──────── Data excerpts ────────
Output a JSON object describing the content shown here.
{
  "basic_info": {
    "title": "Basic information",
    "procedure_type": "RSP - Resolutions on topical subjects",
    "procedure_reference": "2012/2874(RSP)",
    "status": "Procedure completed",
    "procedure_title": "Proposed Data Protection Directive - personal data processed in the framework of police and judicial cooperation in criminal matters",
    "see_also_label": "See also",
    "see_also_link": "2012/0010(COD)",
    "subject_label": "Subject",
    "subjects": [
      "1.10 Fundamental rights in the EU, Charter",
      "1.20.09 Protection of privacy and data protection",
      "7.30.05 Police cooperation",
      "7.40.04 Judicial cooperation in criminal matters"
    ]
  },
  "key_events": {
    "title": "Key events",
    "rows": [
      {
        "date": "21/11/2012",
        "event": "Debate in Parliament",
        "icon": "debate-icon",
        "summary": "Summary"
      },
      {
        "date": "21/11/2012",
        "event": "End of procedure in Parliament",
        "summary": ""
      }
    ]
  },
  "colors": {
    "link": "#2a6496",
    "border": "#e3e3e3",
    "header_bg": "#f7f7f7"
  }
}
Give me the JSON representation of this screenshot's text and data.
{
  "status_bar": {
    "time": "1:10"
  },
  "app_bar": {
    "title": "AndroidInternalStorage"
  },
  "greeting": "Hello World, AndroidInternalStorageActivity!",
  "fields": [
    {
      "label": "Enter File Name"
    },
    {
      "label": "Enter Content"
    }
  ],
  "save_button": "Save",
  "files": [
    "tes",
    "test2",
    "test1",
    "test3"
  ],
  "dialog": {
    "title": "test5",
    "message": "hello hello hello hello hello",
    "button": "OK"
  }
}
────────
Written request: Reproduce all of the material above word for word.

Answer:
Output a JSON object describing the content shown here.
{
  "basic_info": {
    "title": "Basic information",
    "procedure_type": "RSP - Resolutions on topical subjects",
    "procedure_reference": "2012/2874(RSP)",
    "status": "Procedure completed",
    "procedure_title": "Proposed Data Protection Directive - personal data processed in the framework of police and judicial cooperation in criminal matters",
    "see_also_label": "See also",
    "see_also_link": "2012/0010(COD)",
    "subject_label": "Subject",
    "subjects": [
      "1.10 Fundamental rights in the EU, Charter",
      "1.20.09 Protection of privacy and data protection",
      "7.30.05 Police cooperation",
      "7.40.04 Judicial cooperation in criminal matters"
    ]
  },
  "key_events": {
    "title": "Key events",
    "rows": [
      {
        "date": "21/11/2012",
        "event": "Debate in Parliament",
        "icon": "debate-icon",
        "summary": "Summary"
      },
      {
        "date": "21/11/2012",
        "event": "End of procedure in Parliament",
        "summary": ""
      }
    ]
  },
  "colors": {
    "link": "#2a6496",
    "border": "#e3e3e3",
    "header_bg": "#f7f7f7"
  }
}
Give me the JSON representation of this screenshot's text and data.
{
  "status_bar": {
    "time": "1:10"
  },
  "app_bar": {
    "title": "AndroidInternalStorage"
  },
  "greeting": "Hello World, AndroidInternalStorageActivity!",
  "fields": [
    {
      "label": "Enter File Name"
    },
    {
      "label": "Enter Content"
    }
  ],
  "save_button": "Save",
  "files": [
    "tes",
    "test2",
    "test1",
    "test3"
  ],
  "dialog": {
    "title": "test5",
    "message": "hello hello hello hello hello",
    "button": "OK"
  }
}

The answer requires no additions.